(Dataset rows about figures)

┌──

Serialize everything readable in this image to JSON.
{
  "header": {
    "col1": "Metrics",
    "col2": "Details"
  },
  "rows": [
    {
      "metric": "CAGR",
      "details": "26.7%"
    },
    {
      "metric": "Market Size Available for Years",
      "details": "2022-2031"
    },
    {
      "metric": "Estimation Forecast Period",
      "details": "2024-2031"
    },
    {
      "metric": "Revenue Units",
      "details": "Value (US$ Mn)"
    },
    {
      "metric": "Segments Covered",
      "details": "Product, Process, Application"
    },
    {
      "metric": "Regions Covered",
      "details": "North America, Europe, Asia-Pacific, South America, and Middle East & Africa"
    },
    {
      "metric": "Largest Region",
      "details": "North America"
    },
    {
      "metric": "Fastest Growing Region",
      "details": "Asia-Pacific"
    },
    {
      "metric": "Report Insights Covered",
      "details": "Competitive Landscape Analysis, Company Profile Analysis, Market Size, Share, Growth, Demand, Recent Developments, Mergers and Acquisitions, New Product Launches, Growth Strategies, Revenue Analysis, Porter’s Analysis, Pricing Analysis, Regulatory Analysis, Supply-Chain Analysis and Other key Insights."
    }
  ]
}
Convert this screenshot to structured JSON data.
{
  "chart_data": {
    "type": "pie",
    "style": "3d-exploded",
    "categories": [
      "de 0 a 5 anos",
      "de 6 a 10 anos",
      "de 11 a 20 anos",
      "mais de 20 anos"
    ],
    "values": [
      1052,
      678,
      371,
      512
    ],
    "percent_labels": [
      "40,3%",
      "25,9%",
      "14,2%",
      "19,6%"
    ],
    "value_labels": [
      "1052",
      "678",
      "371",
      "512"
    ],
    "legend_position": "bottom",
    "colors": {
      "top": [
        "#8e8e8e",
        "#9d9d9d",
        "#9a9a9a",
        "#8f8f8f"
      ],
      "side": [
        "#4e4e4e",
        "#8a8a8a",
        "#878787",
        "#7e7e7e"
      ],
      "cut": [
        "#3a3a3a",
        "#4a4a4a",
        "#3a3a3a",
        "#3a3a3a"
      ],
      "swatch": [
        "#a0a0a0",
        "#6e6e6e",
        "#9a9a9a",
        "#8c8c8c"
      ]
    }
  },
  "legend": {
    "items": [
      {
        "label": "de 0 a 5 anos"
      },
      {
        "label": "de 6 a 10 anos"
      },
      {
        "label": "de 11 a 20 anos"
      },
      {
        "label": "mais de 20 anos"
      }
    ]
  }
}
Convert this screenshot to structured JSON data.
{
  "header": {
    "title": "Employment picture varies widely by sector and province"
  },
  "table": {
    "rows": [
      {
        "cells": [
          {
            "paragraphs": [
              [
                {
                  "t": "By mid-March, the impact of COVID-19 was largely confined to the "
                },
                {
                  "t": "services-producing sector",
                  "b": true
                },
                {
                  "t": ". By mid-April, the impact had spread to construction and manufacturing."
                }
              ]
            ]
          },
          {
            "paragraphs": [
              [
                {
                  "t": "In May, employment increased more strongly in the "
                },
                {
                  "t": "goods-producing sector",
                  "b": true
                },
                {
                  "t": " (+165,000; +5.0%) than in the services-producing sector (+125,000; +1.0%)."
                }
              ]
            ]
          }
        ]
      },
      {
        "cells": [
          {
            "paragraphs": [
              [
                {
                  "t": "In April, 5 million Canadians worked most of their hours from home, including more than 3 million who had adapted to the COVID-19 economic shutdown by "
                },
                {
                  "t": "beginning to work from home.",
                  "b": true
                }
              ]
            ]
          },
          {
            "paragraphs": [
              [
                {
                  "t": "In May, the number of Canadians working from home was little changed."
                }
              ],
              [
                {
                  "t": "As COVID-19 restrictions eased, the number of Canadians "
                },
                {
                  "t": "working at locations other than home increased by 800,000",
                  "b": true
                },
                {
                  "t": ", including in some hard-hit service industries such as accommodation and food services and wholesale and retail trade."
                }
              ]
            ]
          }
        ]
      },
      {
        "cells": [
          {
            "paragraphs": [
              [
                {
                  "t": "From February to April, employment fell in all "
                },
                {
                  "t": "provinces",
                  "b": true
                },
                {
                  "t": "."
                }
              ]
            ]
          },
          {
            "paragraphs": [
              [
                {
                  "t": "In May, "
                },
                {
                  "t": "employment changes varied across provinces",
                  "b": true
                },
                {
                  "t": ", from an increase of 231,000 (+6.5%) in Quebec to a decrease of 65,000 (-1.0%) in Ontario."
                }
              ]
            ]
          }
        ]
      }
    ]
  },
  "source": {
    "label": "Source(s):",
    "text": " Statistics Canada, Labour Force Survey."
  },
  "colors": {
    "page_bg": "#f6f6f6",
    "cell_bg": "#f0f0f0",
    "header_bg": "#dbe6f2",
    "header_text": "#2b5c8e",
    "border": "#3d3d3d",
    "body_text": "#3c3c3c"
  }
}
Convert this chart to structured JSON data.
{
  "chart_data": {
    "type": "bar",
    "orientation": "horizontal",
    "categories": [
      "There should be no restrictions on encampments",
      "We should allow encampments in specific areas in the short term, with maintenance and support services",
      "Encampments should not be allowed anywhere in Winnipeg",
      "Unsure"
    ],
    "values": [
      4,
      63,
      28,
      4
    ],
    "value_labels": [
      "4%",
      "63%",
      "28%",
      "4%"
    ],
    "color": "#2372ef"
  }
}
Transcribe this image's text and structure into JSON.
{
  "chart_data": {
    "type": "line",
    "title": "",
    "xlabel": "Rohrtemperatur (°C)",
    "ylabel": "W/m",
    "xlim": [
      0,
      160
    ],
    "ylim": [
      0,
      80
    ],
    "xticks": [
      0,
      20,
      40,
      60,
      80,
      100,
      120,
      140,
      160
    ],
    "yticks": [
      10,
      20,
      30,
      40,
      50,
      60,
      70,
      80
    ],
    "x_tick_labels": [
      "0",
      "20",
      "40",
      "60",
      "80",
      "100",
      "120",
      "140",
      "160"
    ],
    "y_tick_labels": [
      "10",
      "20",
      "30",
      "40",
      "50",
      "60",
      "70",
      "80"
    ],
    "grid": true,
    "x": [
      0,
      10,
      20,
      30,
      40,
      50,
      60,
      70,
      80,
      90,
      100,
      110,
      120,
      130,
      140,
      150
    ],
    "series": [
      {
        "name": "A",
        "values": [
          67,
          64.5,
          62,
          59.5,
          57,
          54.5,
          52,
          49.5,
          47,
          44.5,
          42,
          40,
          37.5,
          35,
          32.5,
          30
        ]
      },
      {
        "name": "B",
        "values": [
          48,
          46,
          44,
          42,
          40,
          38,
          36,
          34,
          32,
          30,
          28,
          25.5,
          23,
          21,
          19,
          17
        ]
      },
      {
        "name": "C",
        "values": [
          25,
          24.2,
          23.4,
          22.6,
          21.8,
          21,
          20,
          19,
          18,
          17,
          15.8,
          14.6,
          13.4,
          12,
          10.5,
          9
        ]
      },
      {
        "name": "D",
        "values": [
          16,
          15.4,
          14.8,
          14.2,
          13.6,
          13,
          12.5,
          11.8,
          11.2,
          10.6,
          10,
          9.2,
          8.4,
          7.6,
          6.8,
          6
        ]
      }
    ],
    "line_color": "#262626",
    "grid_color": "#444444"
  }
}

└──

To do — From the listing above, extract all records word for word.

Expected answer —
Serialize everything readable in this image to JSON.
{
  "header": {
    "col1": "Metrics",
    "col2": "Details"
  },
  "rows": [
    {
      "metric": "CAGR",
      "details": "26.7%"
    },
    {
      "metric": "Market Size Available for Years",
      "details": "2022-2031"
    },
    {
      "metric": "Estimation Forecast Period",
      "details": "2024-2031"
    },
    {
      "metric": "Revenue Units",
      "details": "Value (US$ Mn)"
    },
    {
      "metric": "Segments Covered",
      "details": "Product, Process, Application"
    },
    {
      "metric": "Regions Covered",
      "details": "North America, Europe, Asia-Pacific, South America, and Middle East & Africa"
    },
    {
      "metric": "Largest Region",
      "details": "North America"
    },
    {
      "metric": "Fastest Growing Region",
      "details": "Asia-Pacific"
    },
    {
      "metric": "Report Insights Covered",
      "details": "Competitive Landscape Analysis, Company Profile Analysis, Market Size, Share, Growth, Demand, Recent Developments, Mergers and Acquisitions, New Product Launches, Growth Strategies, Revenue Analysis, Porter’s Analysis, Pricing Analysis, Regulatory Analysis, Supply-Chain Analysis and Other key Insights."
    }
  ]
}
Convert this screenshot to structured JSON data.
{
  "chart_data": {
    "type": "pie",
    "style": "3d-exploded",
    "categories": [
      "de 0 a 5 anos",
      "de 6 a 10 anos",
      "de 11 a 20 anos",
      "mais de 20 anos"
    ],
    "values": [
      1052,
      678,
      371,
      512
    ],
    "percent_labels": [
      "40,3%",
      "25,9%",
      "14,2%",
      "19,6%"
    ],
    "value_labels": [
      "1052",
      "678",
      "371",
      "512"
    ],
    "legend_position": "bottom",
    "colors": {
      "top": [
        "#8e8e8e",
        "#9d9d9d",
        "#9a9a9a",
        "#8f8f8f"
      ],
      "side": [
        "#4e4e4e",
        "#8a8a8a",
        "#878787",
        "#7e7e7e"
      ],
      "cut": [
        "#3a3a3a",
        "#4a4a4a",
        "#3a3a3a",
        "#3a3a3a"
      ],
      "swatch": [
        "#a0a0a0",
        "#6e6e6e",
        "#9a9a9a",
        "#8c8c8c"
      ]
    }
  },
  "legend": {
    "items": [
      {
        "label": "de 0 a 5 anos"
      },
      {
        "label": "de 6 a 10 anos"
      },
      {
        "label": "de 11 a 20 anos"
      },
      {
        "label": "mais de 20 anos"
      }
    ]
  }
}
Convert this screenshot to structured JSON data.
{
  "header": {
    "title": "Employment picture varies widely by sector and province"
  },
  "table": {
    "rows": [
      {
        "cells": [
          {
            "paragraphs": [
              [
                {
                  "t": "By mid-March, the impact of COVID-19 was largely confined to the "
                },
                {
                  "t": "services-producing sector",
                  "b": true
                },
                {
                  "t": ". By mid-April, the impact had spread to construction and manufacturing."
                }
              ]
            ]
          },
          {
            "paragraphs": [
              [
                {
                  "t": "In May, employment increased more strongly in the "
                },
                {
                  "t": "goods-producing sector",
                  "b": true
                },
                {
                  "t": " (+165,000; +5.0%) than in the services-producing sector (+125,000; +1.0%)."
                }
              ]
            ]
          }
        ]
      },
      {
        "cells": [
          {
            "paragraphs": [
              [
                {
                  "t": "In April, 5 million Canadians worked most of their hours from home, including more than 3 million who had adapted to the COVID-19 economic shutdown by "
                },
                {
                  "t": "beginning to work from home.",
                  "b": true
                }
              ]
            ]
          },
          {
            "paragraphs": [
              [
                {
                  "t": "In May, the number of Canadians working from home was little changed."
                }
              ],
              [
                {
                  "t": "As COVID-19 restrictions eased, the number of Canadians "
                },
                {
                  "t": "working at locations other than home increased by 800,000",
                  "b": true
                },
                {
                  "t": ", including in some hard-hit service industries such as accommodation and food services and wholesale and retail trade."
                }
              ]
            ]
          }
        ]
      },
      {
        "cells": [
          {
            "paragraphs": [
              [
                {
                  "t": "From February to April, employment fell in all "
                },
                {
                  "t": "provinces",
                  "b": true
                },
                {
                  "t": "."
                }
              ]
            ]
          },
          {
            "paragraphs": [
              [
                {
                  "t": "In May, "
                },
                {
                  "t": "employment changes varied across provinces",
                  "b": true
                },
                {
                  "t": ", from an increase of 231,000 (+6.5%) in Quebec to a decrease of 65,000 (-1.0%) in Ontario."
                }
              ]
            ]
          }
        ]
      }
    ]
  },
  "source": {
    "label": "Source(s):",
    "text": " Statistics Canada, Labour Force Survey."
  },
  "colors": {
    "page_bg": "#f6f6f6",
    "cell_bg": "#f0f0f0",
    "header_bg": "#dbe6f2",
    "header_text": "#2b5c8e",
    "border": "#3d3d3d",
    "body_text": "#3c3c3c"
  }
}
Convert this chart to structured JSON data.
{
  "chart_data": {
    "type": "bar",
    "orientation": "horizontal",
    "categories": [
      "There should be no restrictions on encampments",
      "We should allow encampments in specific areas in the short term, with maintenance and support services",
      "Encampments should not be allowed anywhere in Winnipeg",
      "Unsure"
    ],
    "values": [
      4,
      63,
      28,
      4
    ],
    "value_labels": [
      "4%",
      "63%",
      "28%",
      "4%"
    ],
    "color": "#2372ef"
  }
}
Transcribe this image's text and structure into JSON.
{
  "chart_data": {
    "type": "line",
    "title": "",
    "xlabel": "Rohrtemperatur (°C)",
    "ylabel": "W/m",
    "xlim": [
      0,
      160
    ],
    "ylim": [
      0,
      80
    ],
    "xticks": [
      0,
      20,
      40,
      60,
      80,
      100,
      120,
      140,
      160
    ],
    "yticks": [
      10,
      20,
      30,
      40,
      50,
      60,
      70,
      80
    ],
    "x_tick_labels": [
      "0",
      "20",
      "40",
      "60",
      "80",
      "100",
      "120",
      "140",
      "160"
    ],
    "y_tick_labels": [
      "10",
      "20",
      "30",
      "40",
      "50",
      "60",
      "70",
      "80"
    ],
    "grid": true,
    "x": [
      0,
      10,
      20,
      30,
      40,
      50,
      60,
      70,
      80,
      90,
      100,
      110,
      120,
      130,
      140,
      150
    ],
    "series": [
      {
        "name": "A",
        "values": [
          67,
          64.5,
          62,
          59.5,
          57,
          54.5,
          52,
          49.5,
          47,
          44.5,
          42,
          40,
          37.5,
          35,
          32.5,
          30
        ]
      },
      {
        "name": "B",
        "values": [
          48,
          46,
          44,
          42,
          40,
          38,
          36,
          34,
          32,
          30,
          28,
          25.5,
          23,
          21,
          19,
          17
        ]
      },
      {
        "name": "C",
        "values": [
          25,
          24.2,
          23.4,
          22.6,
          21.8,
          21,
          20,
          19,
          18,
          17,
          15.8,
          14.6,
          13.4,
          12,
          10.5,
          9
        ]
      },
      {
        "name": "D",
        "values": [
          16,
          15.4,
          14.8,
          14.2,
          13.6,
          13,
          12.5,
          11.8,
          11.2,
          10.6,
          10,
          9.2,
          8.4,
          7.6,
          6.8,
          6
        ]
      }
    ],
    "line_color": "#262626",
    "grid_color": "#444444"
  }
}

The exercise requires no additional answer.